● **Problem to solve**
Retype each entry below, keeping every character the same.

● **Data supplied**
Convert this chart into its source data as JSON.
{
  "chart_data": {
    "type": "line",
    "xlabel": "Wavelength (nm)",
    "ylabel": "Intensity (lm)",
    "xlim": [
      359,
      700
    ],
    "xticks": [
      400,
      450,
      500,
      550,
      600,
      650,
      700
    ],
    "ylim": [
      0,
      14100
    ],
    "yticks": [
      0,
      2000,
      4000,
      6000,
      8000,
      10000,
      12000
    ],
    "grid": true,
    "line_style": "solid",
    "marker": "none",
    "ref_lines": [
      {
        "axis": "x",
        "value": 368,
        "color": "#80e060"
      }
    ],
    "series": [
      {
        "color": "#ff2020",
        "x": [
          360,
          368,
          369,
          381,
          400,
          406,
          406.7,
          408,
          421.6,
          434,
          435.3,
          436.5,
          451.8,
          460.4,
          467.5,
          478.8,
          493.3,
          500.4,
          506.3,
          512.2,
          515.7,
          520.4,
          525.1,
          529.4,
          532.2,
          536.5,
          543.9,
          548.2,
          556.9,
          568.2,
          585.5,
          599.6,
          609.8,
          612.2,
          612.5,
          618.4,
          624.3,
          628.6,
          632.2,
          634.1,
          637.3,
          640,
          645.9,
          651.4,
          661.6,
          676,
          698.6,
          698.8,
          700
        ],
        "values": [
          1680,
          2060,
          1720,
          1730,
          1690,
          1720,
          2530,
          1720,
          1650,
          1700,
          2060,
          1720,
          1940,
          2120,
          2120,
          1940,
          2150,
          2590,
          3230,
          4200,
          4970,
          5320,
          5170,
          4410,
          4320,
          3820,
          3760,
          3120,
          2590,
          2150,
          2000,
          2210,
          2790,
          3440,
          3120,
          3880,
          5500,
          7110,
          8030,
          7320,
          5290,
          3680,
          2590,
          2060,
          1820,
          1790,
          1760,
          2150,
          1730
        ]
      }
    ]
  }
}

● **Exercise solution**
Convert this chart into its source data as JSON.
{
  "chart_data": {
    "type": "line",
    "xlabel": "Wavelength (nm)",
    "ylabel": "Intensity (lm)",
    "xlim": [
      359,
      700
    ],
    "xticks": [
      400,
      450,
      500,
      550,
      600,
      650,
      700
    ],
    "ylim": [
      0,
      14100
    ],
    "yticks": [
      0,
      2000,
      4000,
      6000,
      8000,
      10000,
      12000
    ],
    "grid": true,
    "line_style": "solid",
    "marker": "none",
    "ref_lines": [
      {
        "axis": "x",
        "value": 368,
        "color": "#80e060"
      }
    ],
    "series": [
      {
        "color": "#ff2020",
        "x": [
          360,
          368,
          369,
          381,
          400,
          406,
          406.7,
          408,
          421.6,
          434,
          435.3,
          436.5,
          451.8,
          460.4,
          467.5,
          478.8,
          493.3,
          500.4,
          506.3,
          512.2,
          515.7,
          520.4,
          525.1,
          529.4,
          532.2,
          536.5,
          543.9,
          548.2,
          556.9,
          568.2,
          585.5,
          599.6,
          609.8,
          612.2,
          612.5,
          618.4,
          624.3,
          628.6,
          632.2,
          634.1,
          637.3,
          640,
          645.9,
          651.4,
          661.6,
          676,
          698.6,
          698.8,
          700
        ],
        "values": [
          1680,
          2060,
          1720,
          1730,
          1690,
          1720,
          2530,
          1720,
          1650,
          1700,
          2060,
          1720,
          1940,
          2120,
          2120,
          1940,
          2150,
          2590,
          3230,
          4200,
          4970,
          5320,
          5170,
          4410,
          4320,
          3820,
          3760,
          3120,
          2590,
          2150,
          2000,
          2210,
          2790,
          3440,
          3120,
          3880,
          5500,
          7110,
          8030,
          7320,
          5290,
          3680,
          2590,
          2060,
          1820,
          1790,
          1760,
          2150,
          1730
        ]
      }
    ]
  }
}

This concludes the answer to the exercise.